──────── Input ────────

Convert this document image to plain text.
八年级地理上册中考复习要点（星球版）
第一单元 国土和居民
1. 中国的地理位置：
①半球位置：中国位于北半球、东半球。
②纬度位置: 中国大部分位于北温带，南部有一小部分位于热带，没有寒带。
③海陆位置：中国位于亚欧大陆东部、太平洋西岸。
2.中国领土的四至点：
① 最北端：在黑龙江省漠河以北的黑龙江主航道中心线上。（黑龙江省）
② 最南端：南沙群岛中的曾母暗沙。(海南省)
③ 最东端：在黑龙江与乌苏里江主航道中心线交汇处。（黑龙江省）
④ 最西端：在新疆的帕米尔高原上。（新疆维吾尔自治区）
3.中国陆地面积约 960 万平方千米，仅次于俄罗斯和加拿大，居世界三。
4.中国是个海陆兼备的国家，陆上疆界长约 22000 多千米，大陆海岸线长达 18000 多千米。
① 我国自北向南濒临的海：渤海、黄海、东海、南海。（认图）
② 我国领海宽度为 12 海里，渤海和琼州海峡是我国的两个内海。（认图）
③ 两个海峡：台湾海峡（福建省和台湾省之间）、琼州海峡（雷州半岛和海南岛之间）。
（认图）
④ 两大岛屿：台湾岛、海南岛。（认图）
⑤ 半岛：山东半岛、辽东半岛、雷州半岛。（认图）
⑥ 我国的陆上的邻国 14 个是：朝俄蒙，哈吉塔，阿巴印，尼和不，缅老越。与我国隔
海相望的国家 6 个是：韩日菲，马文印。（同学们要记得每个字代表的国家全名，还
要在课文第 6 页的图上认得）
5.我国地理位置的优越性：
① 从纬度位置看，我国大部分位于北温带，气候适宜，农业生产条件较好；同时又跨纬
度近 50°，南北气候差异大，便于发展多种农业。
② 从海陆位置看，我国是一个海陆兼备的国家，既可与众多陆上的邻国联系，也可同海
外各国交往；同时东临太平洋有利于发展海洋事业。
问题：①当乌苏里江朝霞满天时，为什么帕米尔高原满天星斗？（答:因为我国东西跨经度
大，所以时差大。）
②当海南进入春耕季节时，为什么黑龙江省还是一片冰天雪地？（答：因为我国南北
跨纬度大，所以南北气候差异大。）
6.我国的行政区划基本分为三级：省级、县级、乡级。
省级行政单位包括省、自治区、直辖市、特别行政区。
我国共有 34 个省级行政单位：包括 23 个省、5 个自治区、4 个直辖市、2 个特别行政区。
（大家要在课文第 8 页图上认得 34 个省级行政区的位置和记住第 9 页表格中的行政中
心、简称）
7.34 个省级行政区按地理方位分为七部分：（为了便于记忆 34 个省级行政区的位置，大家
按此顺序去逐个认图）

────────

_Directive_
Retype the records above exactly.

_Task result_
Convert this document image to plain text.
八年级地理上册中考复习要点（星球版）
第一单元 国土和居民
1. 中国的地理位置：
①半球位置：中国位于北半球、东半球。
②纬度位置: 中国大部分位于北温带，南部有一小部分位于热带，没有寒带。
③海陆位置：中国位于亚欧大陆东部、太平洋西岸。
2.中国领土的四至点：
① 最北端：在黑龙江省漠河以北的黑龙江主航道中心线上。（黑龙江省）
② 最南端：南沙群岛中的曾母暗沙。(海南省)
③ 最东端：在黑龙江与乌苏里江主航道中心线交汇处。（黑龙江省）
④ 最西端：在新疆的帕米尔高原上。（新疆维吾尔自治区）
3.中国陆地面积约 960 万平方千米，仅次于俄罗斯和加拿大，居世界三。
4.中国是个海陆兼备的国家，陆上疆界长约 22000 多千米，大陆海岸线长达 18000 多千米。
① 我国自北向南濒临的海：渤海、黄海、东海、南海。（认图）
② 我国领海宽度为 12 海里，渤海和琼州海峡是我国的两个内海。（认图）
③ 两个海峡：台湾海峡（福建省和台湾省之间）、琼州海峡（雷州半岛和海南岛之间）。
（认图）
④ 两大岛屿：台湾岛、海南岛。（认图）
⑤ 半岛：山东半岛、辽东半岛、雷州半岛。（认图）
⑥ 我国的陆上的邻国 14 个是：朝俄蒙，哈吉塔，阿巴印，尼和不，缅老越。与我国隔
海相望的国家 6 个是：韩日菲，马文印。（同学们要记得每个字代表的国家全名，还
要在课文第 6 页的图上认得）
5.我国地理位置的优越性：
① 从纬度位置看，我国大部分位于北温带，气候适宜，农业生产条件较好；同时又跨纬
度近 50°，南北气候差异大，便于发展多种农业。
② 从海陆位置看，我国是一个海陆兼备的国家，既可与众多陆上的邻国联系，也可同海
外各国交往；同时东临太平洋有利于发展海洋事业。
问题：①当乌苏里江朝霞满天时，为什么帕米尔高原满天星斗？（答:因为我国东西跨经度
大，所以时差大。）
②当海南进入春耕季节时，为什么黑龙江省还是一片冰天雪地？（答：因为我国南北
跨纬度大，所以南北气候差异大。）
6.我国的行政区划基本分为三级：省级、县级、乡级。
省级行政单位包括省、自治区、直辖市、特别行政区。
我国共有 34 个省级行政单位：包括 23 个省、5 个自治区、4 个直辖市、2 个特别行政区。
（大家要在课文第 8 页图上认得 34 个省级行政区的位置和记住第 9 页表格中的行政中
心、简称）
7.34 个省级行政区按地理方位分为七部分：（为了便于记忆 34 个省级行政区的位置，大家
按此顺序去逐个认图）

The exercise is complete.